What is required
Scan the data for "este" and copy the lines it appears in.

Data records
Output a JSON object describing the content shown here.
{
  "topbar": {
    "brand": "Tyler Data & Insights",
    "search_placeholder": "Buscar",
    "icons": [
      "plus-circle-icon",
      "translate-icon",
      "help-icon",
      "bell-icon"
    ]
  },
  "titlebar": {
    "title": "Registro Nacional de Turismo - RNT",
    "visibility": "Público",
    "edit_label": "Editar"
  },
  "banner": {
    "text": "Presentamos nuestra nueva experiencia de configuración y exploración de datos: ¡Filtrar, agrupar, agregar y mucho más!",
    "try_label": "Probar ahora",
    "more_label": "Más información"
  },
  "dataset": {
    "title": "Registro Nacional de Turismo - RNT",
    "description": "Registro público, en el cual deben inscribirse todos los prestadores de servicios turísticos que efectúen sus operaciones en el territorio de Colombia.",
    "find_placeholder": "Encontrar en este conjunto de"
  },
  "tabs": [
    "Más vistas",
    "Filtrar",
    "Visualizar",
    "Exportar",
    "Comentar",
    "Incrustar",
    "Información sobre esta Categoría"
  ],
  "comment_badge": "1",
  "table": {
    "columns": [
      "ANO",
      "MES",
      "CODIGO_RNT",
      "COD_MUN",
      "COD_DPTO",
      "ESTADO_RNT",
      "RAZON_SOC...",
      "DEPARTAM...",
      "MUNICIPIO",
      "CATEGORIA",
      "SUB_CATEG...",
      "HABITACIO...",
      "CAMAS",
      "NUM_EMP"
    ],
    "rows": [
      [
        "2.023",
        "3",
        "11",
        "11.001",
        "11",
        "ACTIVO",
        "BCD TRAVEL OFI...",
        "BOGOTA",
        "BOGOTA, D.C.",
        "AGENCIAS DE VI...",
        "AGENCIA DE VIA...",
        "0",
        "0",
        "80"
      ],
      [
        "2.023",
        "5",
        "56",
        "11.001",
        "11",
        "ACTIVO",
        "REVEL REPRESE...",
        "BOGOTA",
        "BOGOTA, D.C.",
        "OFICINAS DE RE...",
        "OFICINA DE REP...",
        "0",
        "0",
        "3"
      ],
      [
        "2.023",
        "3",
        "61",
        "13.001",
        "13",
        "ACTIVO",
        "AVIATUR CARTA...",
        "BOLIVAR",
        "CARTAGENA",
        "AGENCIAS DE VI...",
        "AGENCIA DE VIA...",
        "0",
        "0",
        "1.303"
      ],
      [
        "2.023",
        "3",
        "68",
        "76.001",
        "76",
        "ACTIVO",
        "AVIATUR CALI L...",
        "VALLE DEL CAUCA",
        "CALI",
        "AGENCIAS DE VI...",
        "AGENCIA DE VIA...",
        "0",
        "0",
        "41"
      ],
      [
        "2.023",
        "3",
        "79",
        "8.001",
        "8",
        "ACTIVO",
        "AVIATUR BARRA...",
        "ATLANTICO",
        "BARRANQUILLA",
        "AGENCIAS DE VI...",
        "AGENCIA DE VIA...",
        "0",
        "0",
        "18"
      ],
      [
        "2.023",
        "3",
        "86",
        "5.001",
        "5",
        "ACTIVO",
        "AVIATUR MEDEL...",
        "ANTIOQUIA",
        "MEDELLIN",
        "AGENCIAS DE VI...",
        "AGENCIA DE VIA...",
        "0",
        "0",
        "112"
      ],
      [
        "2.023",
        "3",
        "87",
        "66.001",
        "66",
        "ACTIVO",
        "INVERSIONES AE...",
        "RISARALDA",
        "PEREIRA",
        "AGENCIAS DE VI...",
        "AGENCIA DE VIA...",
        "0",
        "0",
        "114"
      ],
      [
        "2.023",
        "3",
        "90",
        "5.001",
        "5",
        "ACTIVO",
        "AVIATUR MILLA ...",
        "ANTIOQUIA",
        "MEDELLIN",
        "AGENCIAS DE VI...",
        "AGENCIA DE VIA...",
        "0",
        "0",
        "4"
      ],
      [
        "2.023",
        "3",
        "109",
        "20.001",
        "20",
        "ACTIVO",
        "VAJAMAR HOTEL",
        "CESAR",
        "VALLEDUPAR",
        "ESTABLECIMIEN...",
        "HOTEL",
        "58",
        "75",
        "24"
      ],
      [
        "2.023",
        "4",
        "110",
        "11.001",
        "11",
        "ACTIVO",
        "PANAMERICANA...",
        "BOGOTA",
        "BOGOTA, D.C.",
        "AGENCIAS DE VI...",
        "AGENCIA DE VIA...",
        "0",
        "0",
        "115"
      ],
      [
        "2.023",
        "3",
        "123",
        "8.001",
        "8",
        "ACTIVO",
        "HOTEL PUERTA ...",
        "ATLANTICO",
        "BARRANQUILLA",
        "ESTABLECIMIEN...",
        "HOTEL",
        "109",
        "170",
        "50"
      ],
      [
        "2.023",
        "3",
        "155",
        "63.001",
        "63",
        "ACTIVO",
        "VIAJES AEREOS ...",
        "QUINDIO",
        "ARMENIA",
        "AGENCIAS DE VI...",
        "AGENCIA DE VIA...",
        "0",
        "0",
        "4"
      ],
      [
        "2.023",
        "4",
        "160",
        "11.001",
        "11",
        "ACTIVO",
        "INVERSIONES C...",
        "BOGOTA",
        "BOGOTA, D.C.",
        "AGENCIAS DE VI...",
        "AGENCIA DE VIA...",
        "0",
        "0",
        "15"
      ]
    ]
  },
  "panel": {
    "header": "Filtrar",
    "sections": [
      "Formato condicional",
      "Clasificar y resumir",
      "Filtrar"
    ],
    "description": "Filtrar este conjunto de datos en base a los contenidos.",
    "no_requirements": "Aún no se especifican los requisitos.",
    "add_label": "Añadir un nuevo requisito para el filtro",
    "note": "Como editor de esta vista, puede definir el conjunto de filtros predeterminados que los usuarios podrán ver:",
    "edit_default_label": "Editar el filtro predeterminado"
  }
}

Written solution
    "find_placeholder": "Encontrar en este conjunto de"
    "description": "Filtrar este conjunto de datos en base a los contenidos.",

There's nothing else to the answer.